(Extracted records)
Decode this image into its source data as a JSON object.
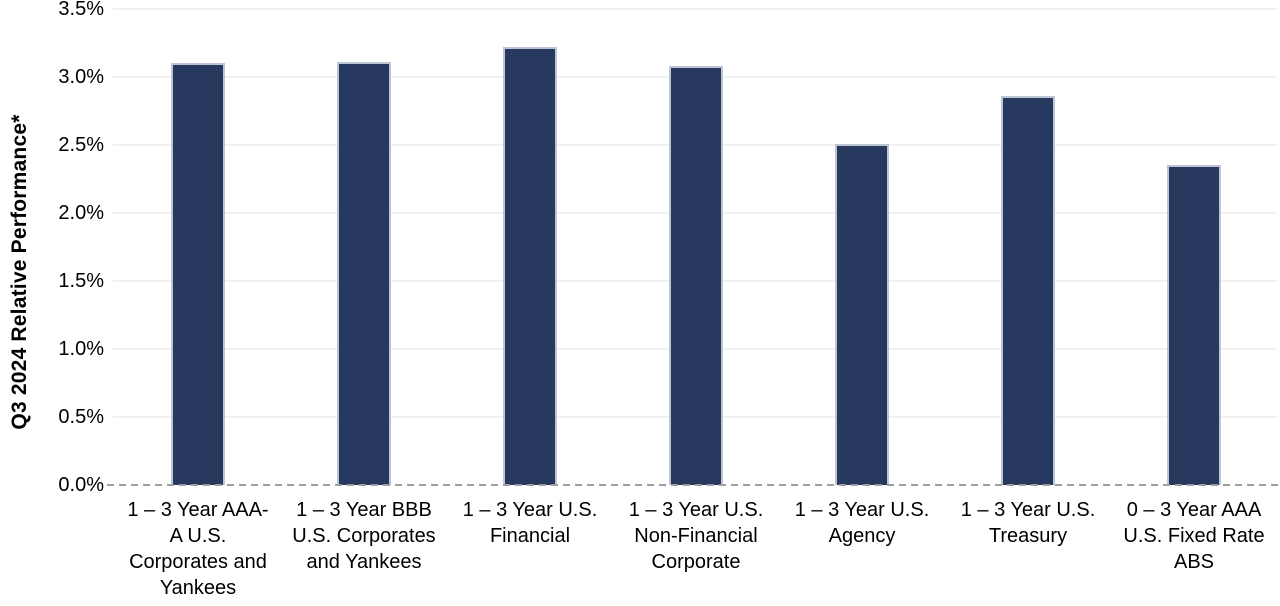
{
  "chart_data": {
    "type": "bar",
    "title": "",
    "xlabel": "",
    "ylabel": "Q3 2024 Relative Performance*",
    "unit": "%",
    "ylim": [
      0,
      3.5
    ],
    "yticks": [
      0,
      0.5,
      1.0,
      1.5,
      2.0,
      2.5,
      3.0,
      3.5
    ],
    "ytick_labels": [
      "0.0%",
      "0.5%",
      "1.0%",
      "1.5%",
      "2.0%",
      "2.5%",
      "3.0%",
      "3.5%"
    ],
    "grid": "horizontal-on",
    "zero_line_style": "dashed",
    "legend_position": "none",
    "categories": [
      "1 – 3 Year AAA-A U.S. Corporates and Yankees",
      "1 – 3 Year BBB U.S. Corporates and Yankees",
      "1 – 3 Year U.S. Financial",
      "1 – 3 Year U.S. Non-Financial Corporate",
      "1 – 3 Year U.S. Agency",
      "1 – 3 Year U.S. Treasury",
      "0 – 3 Year AAA U.S. Fixed Rate ABS"
    ],
    "category_lines": [
      [
        "1 – 3 Year AAA-",
        "A U.S.",
        "Corporates and",
        "Yankees"
      ],
      [
        "1 – 3 Year BBB",
        "U.S. Corporates",
        "and Yankees"
      ],
      [
        "1 – 3 Year U.S.",
        "Financial"
      ],
      [
        "1 – 3 Year U.S.",
        "Non-Financial",
        "Corporate"
      ],
      [
        "1 – 3 Year U.S.",
        "Agency"
      ],
      [
        "1 – 3 Year U.S.",
        "Treasury"
      ],
      [
        "0 – 3 Year AAA",
        "U.S. Fixed Rate",
        "ABS"
      ]
    ],
    "values": [
      3.1,
      3.11,
      3.22,
      3.08,
      2.51,
      2.86,
      2.35
    ],
    "colors": {
      "bar_fill": "#27395E",
      "bar_border": "#BCC4D6",
      "gridline": "#F1F1F1",
      "zero_line": "#9E9E9E",
      "text": "#000000",
      "background": "#FFFFFF"
    }
  }
}
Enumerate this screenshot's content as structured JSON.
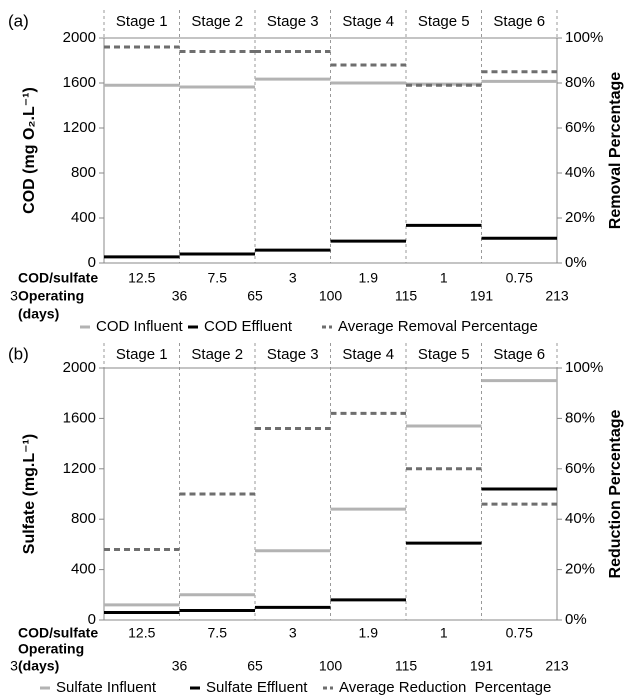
{
  "chart_data": [
    {
      "type": "step",
      "panel_label": "(a)",
      "categories": [
        "Stage 1",
        "Stage 2",
        "Stage 3",
        "Stage 4",
        "Stage 5",
        "Stage 6"
      ],
      "y_label": "COD (mg O₂.L⁻¹)",
      "y2_label": "Removal Percentage",
      "ylim": [
        0,
        2000
      ],
      "yticks": [
        0,
        400,
        800,
        1200,
        1600,
        2000
      ],
      "y2lim": [
        0,
        100
      ],
      "y2ticks": [
        {
          "value": 0,
          "label": "0%"
        },
        {
          "value": 20,
          "label": "20%"
        },
        {
          "value": 40,
          "label": "40%"
        },
        {
          "value": 60,
          "label": "60%"
        },
        {
          "value": 80,
          "label": "80%"
        },
        {
          "value": 100,
          "label": "100%"
        }
      ],
      "series": [
        {
          "name": "COD Influent",
          "color": "#b3b3b3",
          "values": [
            1580,
            1565,
            1635,
            1600,
            1590,
            1615
          ]
        },
        {
          "name": "COD Effluent",
          "color": "#000000",
          "values": [
            55,
            80,
            115,
            195,
            335,
            220
          ]
        },
        {
          "name": "Average Removal Percentage",
          "color": "#6e6e6e",
          "dashed": true,
          "axis": "y2",
          "values": [
            96,
            94,
            94,
            88,
            79,
            85
          ]
        }
      ],
      "ratio_label": "COD/sulfate",
      "ratios": [
        12.5,
        7.5,
        3,
        1.9,
        1,
        0.75
      ],
      "days_label": [
        "Operating",
        "(days)"
      ],
      "days": [
        3,
        36,
        65,
        100,
        115,
        191,
        213
      ]
    },
    {
      "type": "step",
      "panel_label": "(b)",
      "categories": [
        "Stage 1",
        "Stage 2",
        "Stage 3",
        "Stage 4",
        "Stage 5",
        "Stage 6"
      ],
      "y_label": "Sulfate (mg.L⁻¹)",
      "y2_label": "Reduction Percentage",
      "ylim": [
        0,
        2000
      ],
      "yticks": [
        0,
        400,
        800,
        1200,
        1600,
        2000
      ],
      "y2lim": [
        0,
        100
      ],
      "y2ticks": [
        {
          "value": 0,
          "label": "0%"
        },
        {
          "value": 20,
          "label": "20%"
        },
        {
          "value": 40,
          "label": "40%"
        },
        {
          "value": 60,
          "label": "60%"
        },
        {
          "value": 80,
          "label": "80%"
        },
        {
          "value": 100,
          "label": "100%"
        }
      ],
      "series": [
        {
          "name": "Sulfate Influent",
          "color": "#b3b3b3",
          "values": [
            120,
            200,
            550,
            880,
            1540,
            1900
          ]
        },
        {
          "name": "Sulfate Effluent",
          "color": "#000000",
          "values": [
            60,
            75,
            100,
            160,
            610,
            1040
          ]
        },
        {
          "name": "Average Reduction  Percentage",
          "color": "#6e6e6e",
          "dashed": true,
          "axis": "y2",
          "values": [
            28,
            50,
            76,
            82,
            60,
            46
          ]
        }
      ],
      "ratio_label": "COD/sulfate",
      "ratios": [
        12.5,
        7.5,
        3,
        1.9,
        1,
        0.75
      ],
      "days_label": [
        "Operating",
        "(days)"
      ],
      "days": [
        3,
        36,
        65,
        100,
        115,
        191,
        213
      ]
    }
  ]
}
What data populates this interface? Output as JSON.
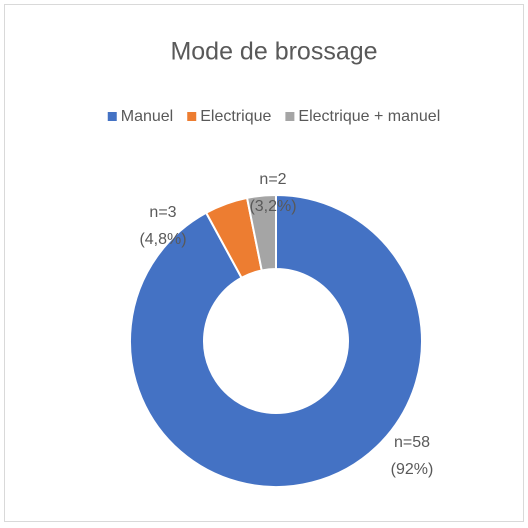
{
  "chart_data": {
    "type": "donut",
    "title": "Mode de brossage",
    "categories": [
      "Manuel",
      "Electrique",
      "Electrique + manuel"
    ],
    "values": [
      58,
      3,
      2
    ],
    "value_labels": [
      [
        "n=58",
        "(92%)"
      ],
      [
        "n=3",
        "(4,8%)"
      ],
      [
        "n=2",
        "(3,2%)"
      ]
    ],
    "colors": [
      "#4472c4",
      "#ed7d31",
      "#a5a5a5"
    ],
    "legend": "top"
  }
}
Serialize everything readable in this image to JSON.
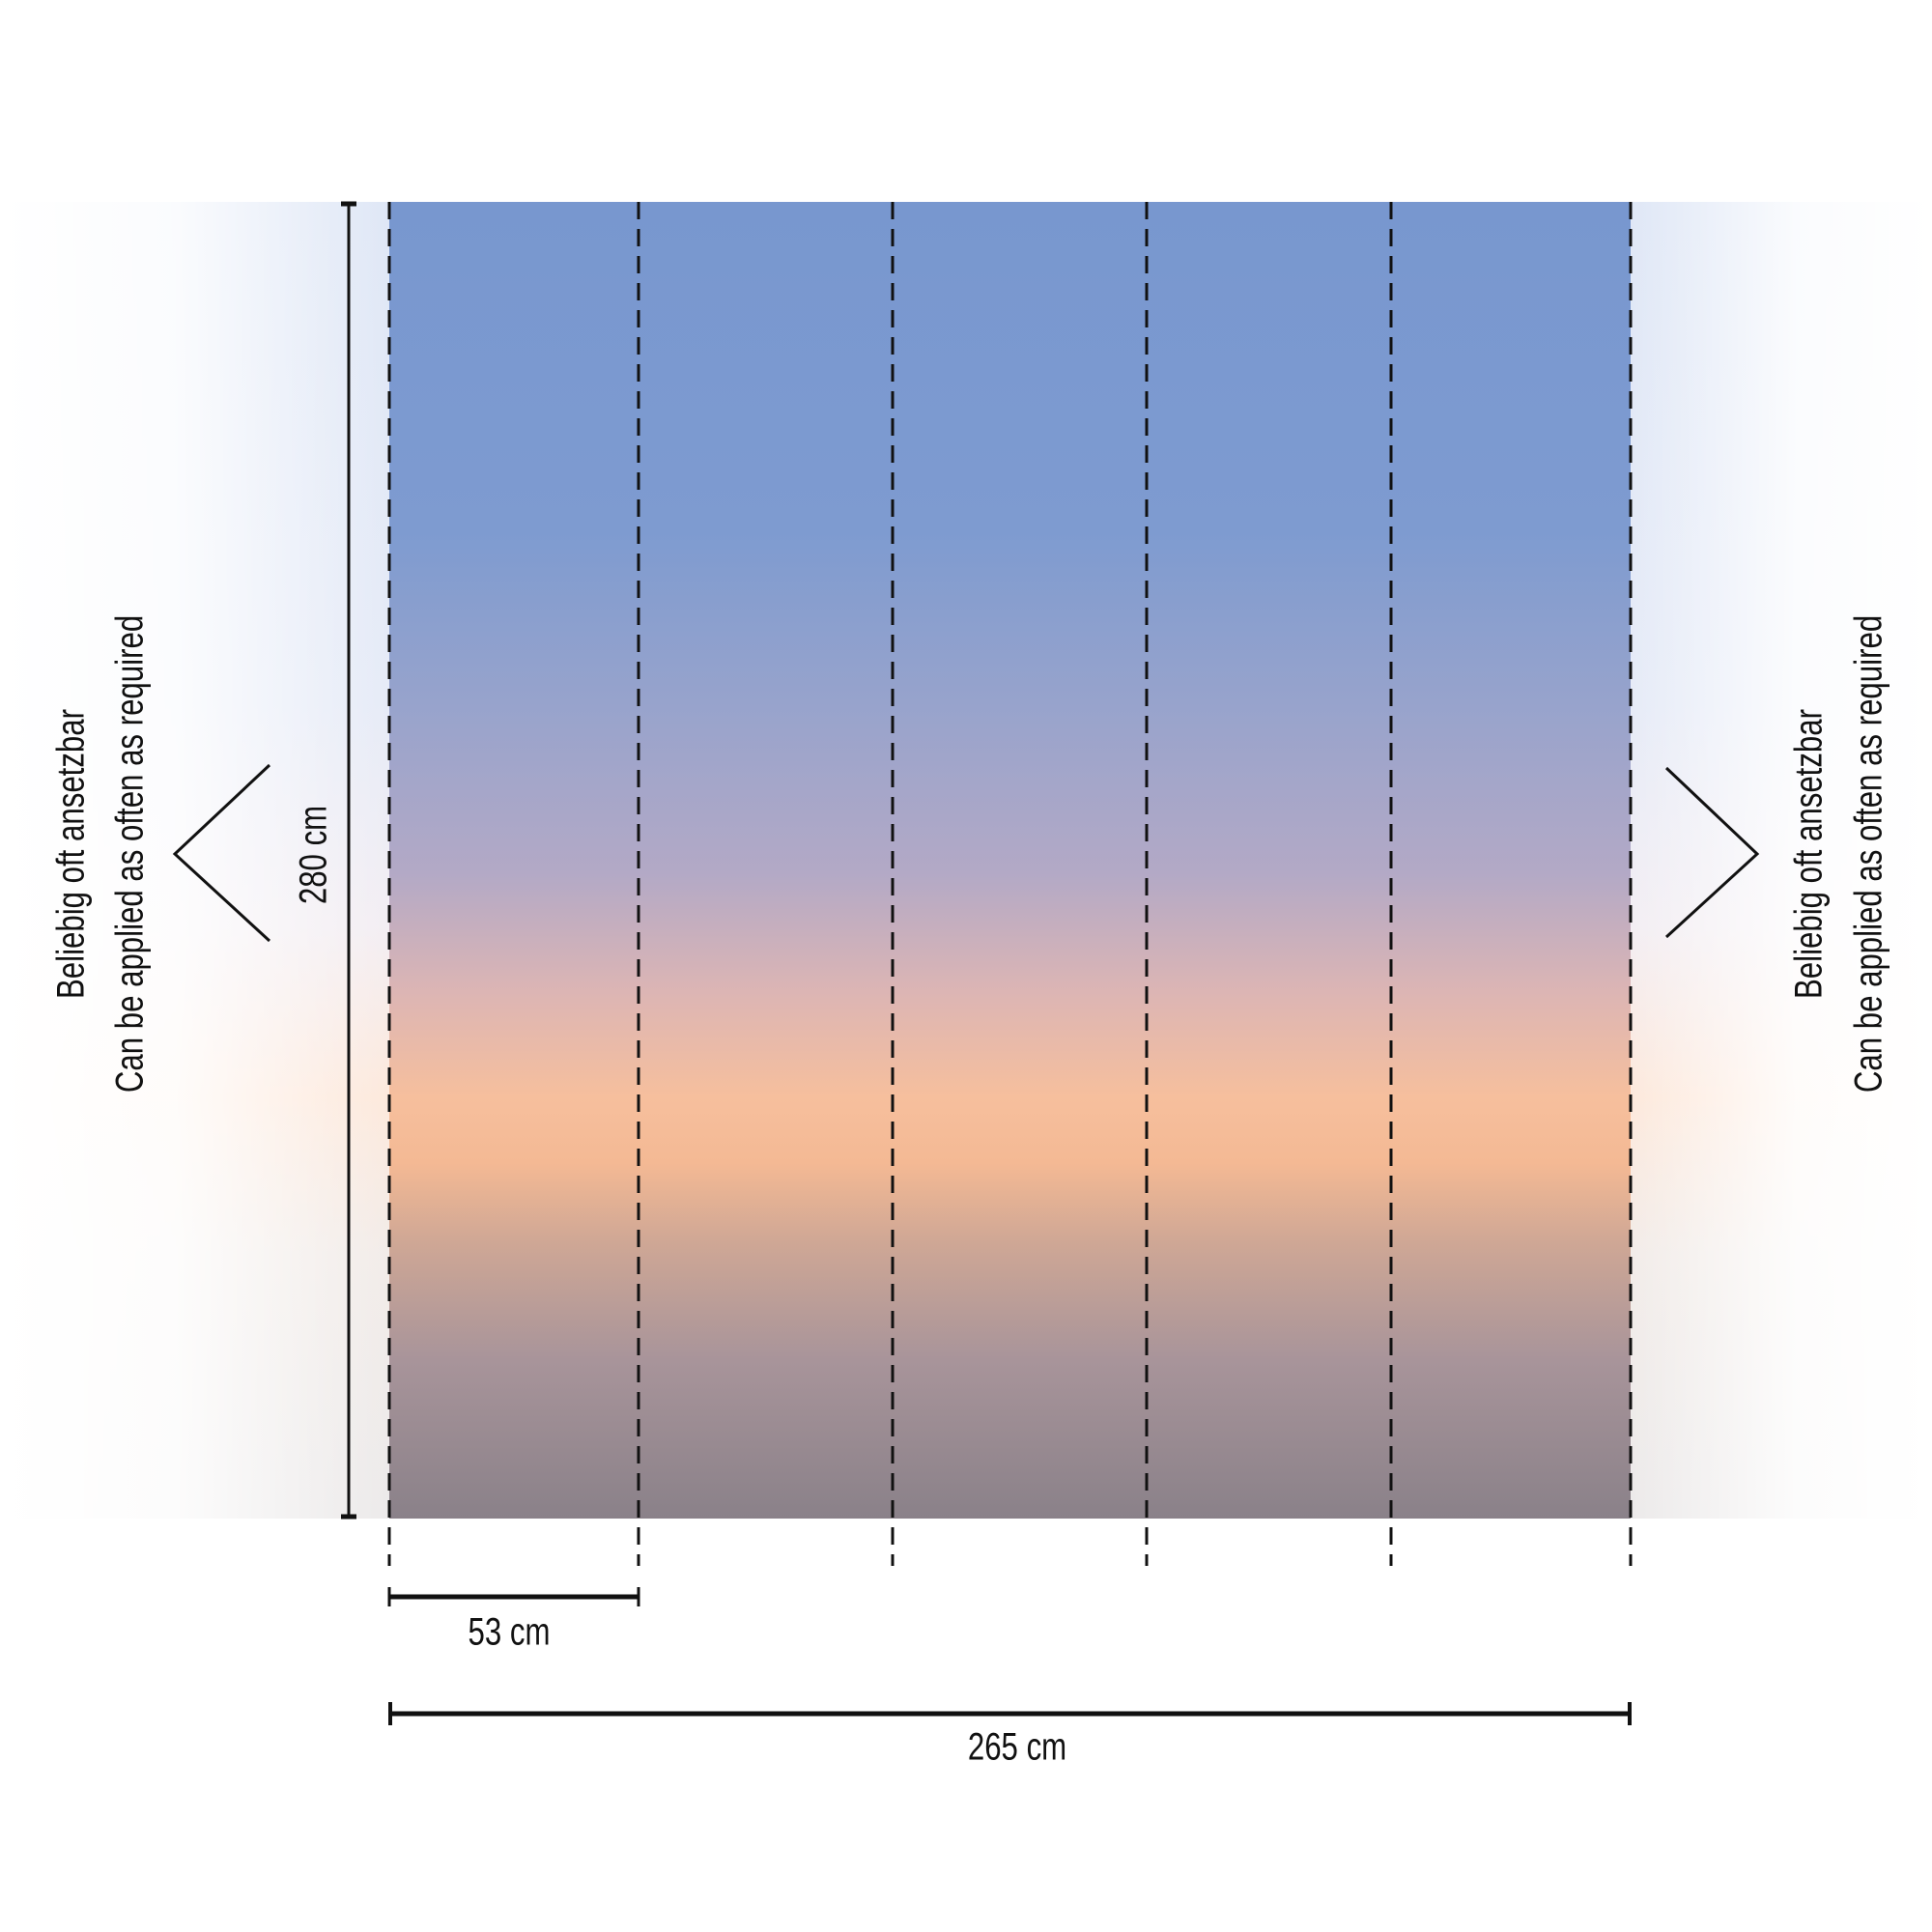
{
  "labels": {
    "height": "280 cm",
    "panel_width": "53 cm",
    "total_width": "265 cm",
    "left_note": [
      "Beliebig oft ansetzbar",
      "Can be applied as often as required"
    ],
    "right_note": [
      "Beliebig oft ansetzbar",
      "Can be applied as often as required"
    ]
  },
  "panels": 5,
  "colors": {
    "sky_top": "#7897cf",
    "horizon": "#f6bf9d",
    "sea": "#8a8189",
    "lines": "#111111"
  }
}
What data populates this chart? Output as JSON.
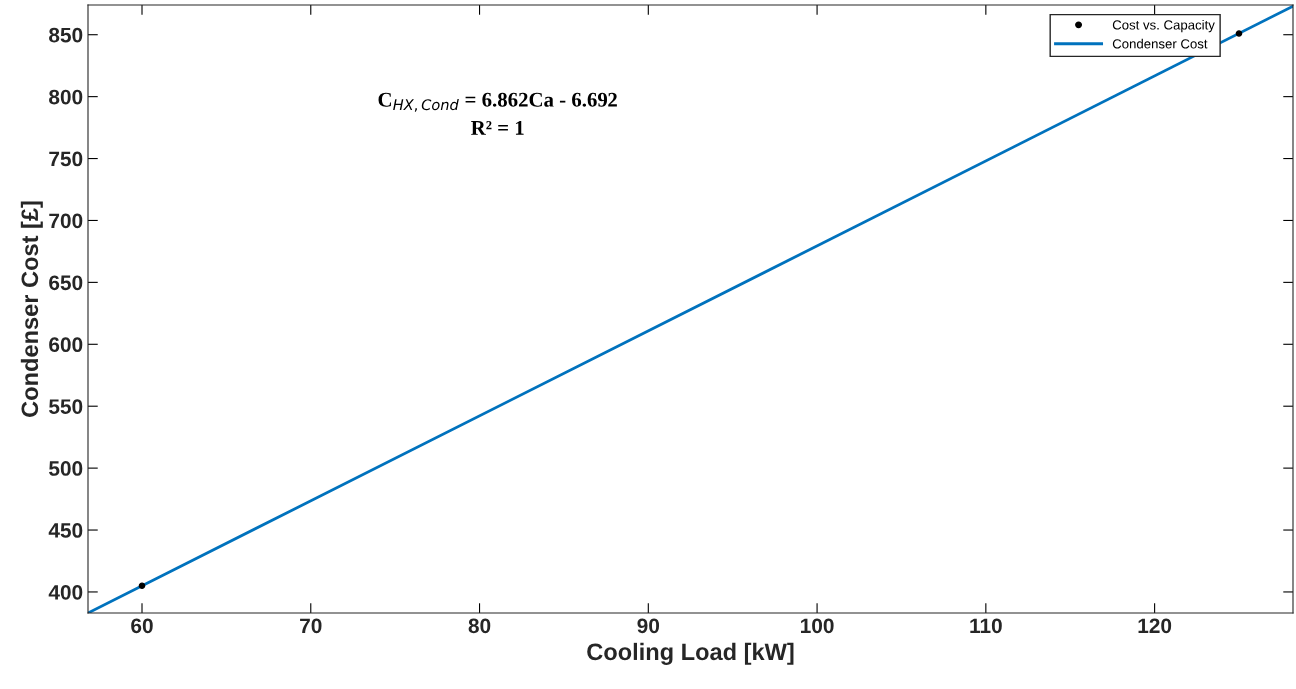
{
  "chart_data": {
    "type": "line",
    "xlabel": "Cooling Load [kW]",
    "ylabel": "Condenser Cost [£]",
    "annotations": [
      "C$_{HX,Cond}$ = 6.862Ca - 6.692",
      "R² = 1"
    ],
    "series": [
      {
        "name": "Cost vs. Capacity",
        "type": "scatter",
        "color": "#000000",
        "x": [
          60,
          125
        ],
        "values": [
          405,
          851
        ],
        "marker": "circle"
      },
      {
        "name": "Condenser Cost",
        "color": "#0072bd",
        "x": [
          56.8,
          128.2
        ],
        "values": [
          383,
          873
        ]
      }
    ],
    "xlim": [
      56.8,
      128.2
    ],
    "xticks": [
      60,
      70,
      80,
      90,
      100,
      110,
      120
    ],
    "ylim": [
      383,
      874
    ],
    "yticks": [
      400,
      450,
      500,
      550,
      600,
      650,
      700,
      750,
      800,
      850
    ],
    "grid": false,
    "legend": "top right"
  }
}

◆ **Goal**
Copy the lines from the entries above in which the word "populates" appears.

◆ **The reply**
What data populates this interface? Output as JSON.
What data populates this chart? Output as JSON.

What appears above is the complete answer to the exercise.